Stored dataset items
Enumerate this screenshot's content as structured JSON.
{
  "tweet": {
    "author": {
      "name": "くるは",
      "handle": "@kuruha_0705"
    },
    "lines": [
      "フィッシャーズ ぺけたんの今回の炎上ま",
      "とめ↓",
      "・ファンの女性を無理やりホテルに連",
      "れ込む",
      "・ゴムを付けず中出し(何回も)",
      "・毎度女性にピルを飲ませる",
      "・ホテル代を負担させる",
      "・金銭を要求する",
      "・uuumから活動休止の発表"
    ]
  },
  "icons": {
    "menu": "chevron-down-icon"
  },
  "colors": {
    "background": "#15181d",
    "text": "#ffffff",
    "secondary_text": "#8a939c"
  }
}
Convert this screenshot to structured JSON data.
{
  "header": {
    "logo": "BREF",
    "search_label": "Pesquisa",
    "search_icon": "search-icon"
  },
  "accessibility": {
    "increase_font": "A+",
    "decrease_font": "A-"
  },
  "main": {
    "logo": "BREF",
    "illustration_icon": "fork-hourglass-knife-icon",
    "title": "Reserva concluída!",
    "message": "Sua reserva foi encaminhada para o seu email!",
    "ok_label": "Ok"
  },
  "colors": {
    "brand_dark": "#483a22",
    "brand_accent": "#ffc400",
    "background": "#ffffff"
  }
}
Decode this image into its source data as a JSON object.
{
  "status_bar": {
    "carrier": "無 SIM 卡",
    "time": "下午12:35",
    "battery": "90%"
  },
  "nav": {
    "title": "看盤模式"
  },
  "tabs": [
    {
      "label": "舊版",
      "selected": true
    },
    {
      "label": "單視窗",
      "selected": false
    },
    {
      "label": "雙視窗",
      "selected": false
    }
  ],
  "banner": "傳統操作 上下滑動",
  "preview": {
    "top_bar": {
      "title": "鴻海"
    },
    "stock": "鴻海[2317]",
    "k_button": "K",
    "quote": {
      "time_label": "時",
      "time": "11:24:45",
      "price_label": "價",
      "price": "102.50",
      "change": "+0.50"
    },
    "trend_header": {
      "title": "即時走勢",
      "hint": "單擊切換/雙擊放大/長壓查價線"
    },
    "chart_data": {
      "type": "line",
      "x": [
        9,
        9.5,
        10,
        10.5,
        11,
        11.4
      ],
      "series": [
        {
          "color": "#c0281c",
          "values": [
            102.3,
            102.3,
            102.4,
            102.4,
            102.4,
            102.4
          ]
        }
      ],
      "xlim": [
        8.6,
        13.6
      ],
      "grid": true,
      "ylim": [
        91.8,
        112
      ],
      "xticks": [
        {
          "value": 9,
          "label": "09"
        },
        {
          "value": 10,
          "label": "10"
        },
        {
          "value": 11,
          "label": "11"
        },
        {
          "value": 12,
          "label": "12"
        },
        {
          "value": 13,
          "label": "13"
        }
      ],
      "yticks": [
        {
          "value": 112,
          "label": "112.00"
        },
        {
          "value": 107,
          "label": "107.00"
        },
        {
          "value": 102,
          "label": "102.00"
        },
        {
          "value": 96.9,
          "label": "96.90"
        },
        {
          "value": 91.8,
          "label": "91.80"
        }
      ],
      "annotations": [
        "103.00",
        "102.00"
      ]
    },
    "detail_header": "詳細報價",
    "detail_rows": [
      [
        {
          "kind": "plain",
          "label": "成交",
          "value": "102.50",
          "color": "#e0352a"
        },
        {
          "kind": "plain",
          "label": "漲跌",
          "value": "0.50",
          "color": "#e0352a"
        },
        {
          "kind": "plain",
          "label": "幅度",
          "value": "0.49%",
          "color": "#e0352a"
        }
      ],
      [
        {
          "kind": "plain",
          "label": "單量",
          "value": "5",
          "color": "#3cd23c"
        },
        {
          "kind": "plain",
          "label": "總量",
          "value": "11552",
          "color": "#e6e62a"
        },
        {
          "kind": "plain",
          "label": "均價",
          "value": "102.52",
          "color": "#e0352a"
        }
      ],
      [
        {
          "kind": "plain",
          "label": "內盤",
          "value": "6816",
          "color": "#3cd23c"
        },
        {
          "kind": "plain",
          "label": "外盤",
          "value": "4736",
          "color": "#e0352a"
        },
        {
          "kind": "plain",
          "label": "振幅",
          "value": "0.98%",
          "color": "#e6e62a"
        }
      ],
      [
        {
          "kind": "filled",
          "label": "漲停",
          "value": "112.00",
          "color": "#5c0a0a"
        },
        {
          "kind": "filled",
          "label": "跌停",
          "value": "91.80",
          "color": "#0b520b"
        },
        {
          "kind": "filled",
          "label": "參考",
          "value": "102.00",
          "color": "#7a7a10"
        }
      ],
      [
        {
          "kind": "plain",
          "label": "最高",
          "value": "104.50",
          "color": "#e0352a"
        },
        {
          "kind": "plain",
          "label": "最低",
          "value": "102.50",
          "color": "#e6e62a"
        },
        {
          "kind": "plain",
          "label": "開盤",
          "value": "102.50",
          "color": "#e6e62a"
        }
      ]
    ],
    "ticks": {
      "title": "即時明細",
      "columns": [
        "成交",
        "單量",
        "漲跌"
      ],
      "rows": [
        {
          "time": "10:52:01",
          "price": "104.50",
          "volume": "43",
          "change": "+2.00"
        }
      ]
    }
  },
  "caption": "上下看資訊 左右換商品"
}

● Requirements
Extract the listing in its entirety and repeat it exactly.

● Solution for this problem
Enumerate this screenshot's content as structured JSON.
{
  "tweet": {
    "author": {
      "name": "くるは",
      "handle": "@kuruha_0705"
    },
    "lines": [
      "フィッシャーズ ぺけたんの今回の炎上ま",
      "とめ↓",
      "・ファンの女性を無理やりホテルに連",
      "れ込む",
      "・ゴムを付けず中出し(何回も)",
      "・毎度女性にピルを飲ませる",
      "・ホテル代を負担させる",
      "・金銭を要求する",
      "・uuumから活動休止の発表"
    ]
  },
  "icons": {
    "menu": "chevron-down-icon"
  },
  "colors": {
    "background": "#15181d",
    "text": "#ffffff",
    "secondary_text": "#8a939c"
  }
}
Convert this screenshot to structured JSON data.
{
  "header": {
    "logo": "BREF",
    "search_label": "Pesquisa",
    "search_icon": "search-icon"
  },
  "accessibility": {
    "increase_font": "A+",
    "decrease_font": "A-"
  },
  "main": {
    "logo": "BREF",
    "illustration_icon": "fork-hourglass-knife-icon",
    "title": "Reserva concluída!",
    "message": "Sua reserva foi encaminhada para o seu email!",
    "ok_label": "Ok"
  },
  "colors": {
    "brand_dark": "#483a22",
    "brand_accent": "#ffc400",
    "background": "#ffffff"
  }
}
Decode this image into its source data as a JSON object.
{
  "status_bar": {
    "carrier": "無 SIM 卡",
    "time": "下午12:35",
    "battery": "90%"
  },
  "nav": {
    "title": "看盤模式"
  },
  "tabs": [
    {
      "label": "舊版",
      "selected": true
    },
    {
      "label": "單視窗",
      "selected": false
    },
    {
      "label": "雙視窗",
      "selected": false
    }
  ],
  "banner": "傳統操作 上下滑動",
  "preview": {
    "top_bar": {
      "title": "鴻海"
    },
    "stock": "鴻海[2317]",
    "k_button": "K",
    "quote": {
      "time_label": "時",
      "time": "11:24:45",
      "price_label": "價",
      "price": "102.50",
      "change": "+0.50"
    },
    "trend_header": {
      "title": "即時走勢",
      "hint": "單擊切換/雙擊放大/長壓查價線"
    },
    "chart_data": {
      "type": "line",
      "x": [
        9,
        9.5,
        10,
        10.5,
        11,
        11.4
      ],
      "series": [
        {
          "color": "#c0281c",
          "values": [
            102.3,
            102.3,
            102.4,
            102.4,
            102.4,
            102.4
          ]
        }
      ],
      "xlim": [
        8.6,
        13.6
      ],
      "grid": true,
      "ylim": [
        91.8,
        112
      ],
      "xticks": [
        {
          "value": 9,
          "label": "09"
        },
        {
          "value": 10,
          "label": "10"
        },
        {
          "value": 11,
          "label": "11"
        },
        {
          "value": 12,
          "label": "12"
        },
        {
          "value": 13,
          "label": "13"
        }
      ],
      "yticks": [
        {
          "value": 112,
          "label": "112.00"
        },
        {
          "value": 107,
          "label": "107.00"
        },
        {
          "value": 102,
          "label": "102.00"
        },
        {
          "value": 96.9,
          "label": "96.90"
        },
        {
          "value": 91.8,
          "label": "91.80"
        }
      ],
      "annotations": [
        "103.00",
        "102.00"
      ]
    },
    "detail_header": "詳細報價",
    "detail_rows": [
      [
        {
          "kind": "plain",
          "label": "成交",
          "value": "102.50",
          "color": "#e0352a"
        },
        {
          "kind": "plain",
          "label": "漲跌",
          "value": "0.50",
          "color": "#e0352a"
        },
        {
          "kind": "plain",
          "label": "幅度",
          "value": "0.49%",
          "color": "#e0352a"
        }
      ],
      [
        {
          "kind": "plain",
          "label": "單量",
          "value": "5",
          "color": "#3cd23c"
        },
        {
          "kind": "plain",
          "label": "總量",
          "value": "11552",
          "color": "#e6e62a"
        },
        {
          "kind": "plain",
          "label": "均價",
          "value": "102.52",
          "color": "#e0352a"
        }
      ],
      [
        {
          "kind": "plain",
          "label": "內盤",
          "value": "6816",
          "color": "#3cd23c"
        },
        {
          "kind": "plain",
          "label": "外盤",
          "value": "4736",
          "color": "#e0352a"
        },
        {
          "kind": "plain",
          "label": "振幅",
          "value": "0.98%",
          "color": "#e6e62a"
        }
      ],
      [
        {
          "kind": "filled",
          "label": "漲停",
          "value": "112.00",
          "color": "#5c0a0a"
        },
        {
          "kind": "filled",
          "label": "跌停",
          "value": "91.80",
          "color": "#0b520b"
        },
        {
          "kind": "filled",
          "label": "參考",
          "value": "102.00",
          "color": "#7a7a10"
        }
      ],
      [
        {
          "kind": "plain",
          "label": "最高",
          "value": "104.50",
          "color": "#e0352a"
        },
        {
          "kind": "plain",
          "label": "最低",
          "value": "102.50",
          "color": "#e6e62a"
        },
        {
          "kind": "plain",
          "label": "開盤",
          "value": "102.50",
          "color": "#e6e62a"
        }
      ]
    ],
    "ticks": {
      "title": "即時明細",
      "columns": [
        "成交",
        "單量",
        "漲跌"
      ],
      "rows": [
        {
          "time": "10:52:01",
          "price": "104.50",
          "volume": "43",
          "change": "+2.00"
        }
      ]
    }
  },
  "caption": "上下看資訊 左右換商品"
}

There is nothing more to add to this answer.